Copy out the lines that include the word "тоже".

>> start PROVIDED INFORMATION

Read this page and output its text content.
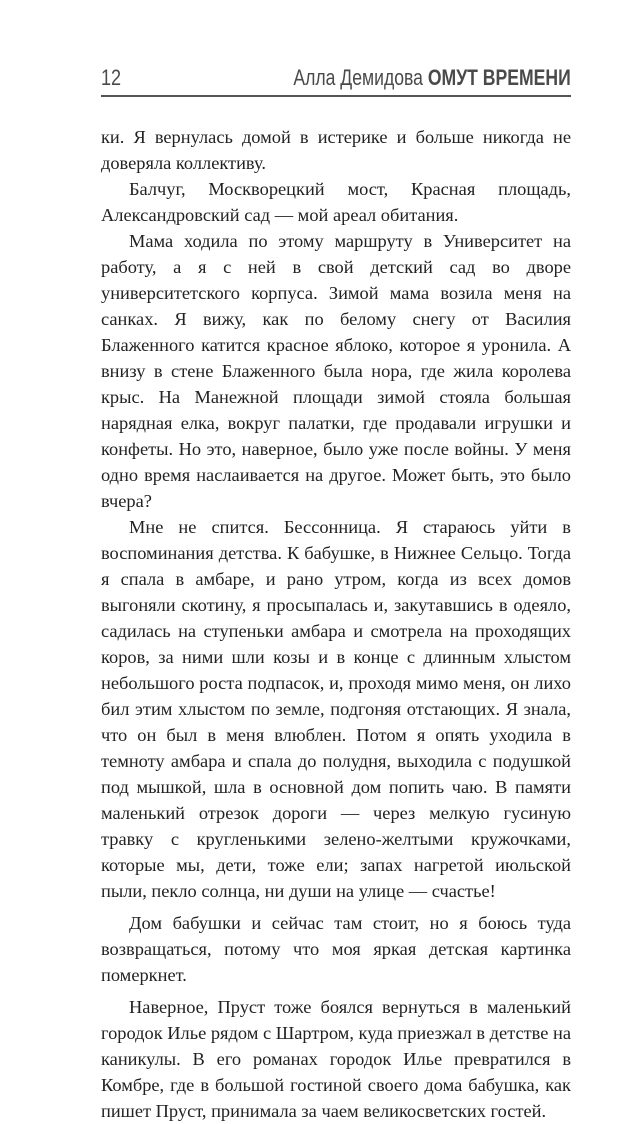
12	Алла Демидова ОМУТ ВРЕМЕНИ

ки. Я вернулась домой в истерике и больше никогда не доверяла коллективу.

Балчуг, Москворецкий мост, Красная площадь, Александровский сад — мой ареал обитания.

Мама ходила по этому маршруту в Университет на работу, а я с ней в свой детский сад во дворе университетского корпуса. Зимой мама возила меня на санках. Я вижу, как по белому снегу от Василия Блаженного катится красное яблоко, которое я уронила. А внизу в стене Блаженного была нора, где жила королева крыс. На Манежной площади зимой стояла большая нарядная елка, вокруг палатки, где продавали игрушки и конфеты. Но это, наверное, было уже после войны. У меня одно время наслаивается на другое. Может быть, это было вчера?

Мне не спится. Бессонница. Я стараюсь уйти в воспоминания детства. К бабушке, в Нижнее Сельцо. Тогда я спала в амбаре, и рано утром, когда из всех домов выгоняли скотину, я просыпалась и, закутавшись в одеяло, садилась на ступеньки амбара и смотрела на проходящих коров, за ними шли козы и в конце с длинным хлыстом небольшого роста подпасок, и, проходя мимо меня, он лихо бил этим хлыстом по земле, подгоняя отстающих. Я знала, что он был в меня влюблен. Потом я опять уходила в темноту амбара и спала до полудня, выходила с подушкой под мышкой, шла в основной дом попить чаю. В памяти маленький отрезок дороги — через мелкую гусиную травку с кругленькими зелено-желтыми кружочками, которые мы, дети, тоже ели; запах нагретой июльской пыли, пекло солнца, ни души на улице — счастье!

Дом бабушки и сейчас там стоит, но я боюсь туда возвращаться, потому что моя яркая детская картинка померкнет.

Наверное, Пруст тоже боялся вернуться в маленький городок Илье рядом с Шартром, куда приезжал в детстве на каникулы. В его романах городок Илье превратился в Комбре, где в большой гостиной своего дома бабушка, как пишет Пруст, принимала за чаем великосветских гостей.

>> end PROVIDED INFORMATION

* **SOLUTION TO THIS PROBLEM**:
Мне не спится. Бессонница. Я стараюсь уйти в воспоминания детства. К бабушке, в Нижнее Сельцо. Тогда я спала в амбаре, и рано утром, когда из всех домов выгоняли скотину, я просыпалась и, закутавшись в одеяло, садилась на ступеньки амбара и смотрела на проходящих коров, за ними шли козы и в конце с длинным хлыстом небольшого роста подпасок, и, проходя мимо меня, он лихо бил этим хлыстом по земле, подгоняя отстающих. Я знала, что он был в меня влюблен. Потом я опять уходила в темноту амбара и спала до полудня, выходила с подушкой под мышкой, шла в основной дом попить чаю. В памяти маленький отрезок дороги — через мелкую гусиную травку с кругленькими зелено-желтыми кружочками, которые мы, дети, тоже ели; запах нагретой июльской пыли, пекло солнца, ни души на улице — счастье!
Наверное, Пруст тоже боялся вернуться в маленький городок Илье рядом с Шартром, куда приезжал в детстве на каникулы. В его романах городок Илье превратился в Комбре, где в большой гостиной своего дома бабушка, как пишет Пруст, принимала за чаем великосветских гостей.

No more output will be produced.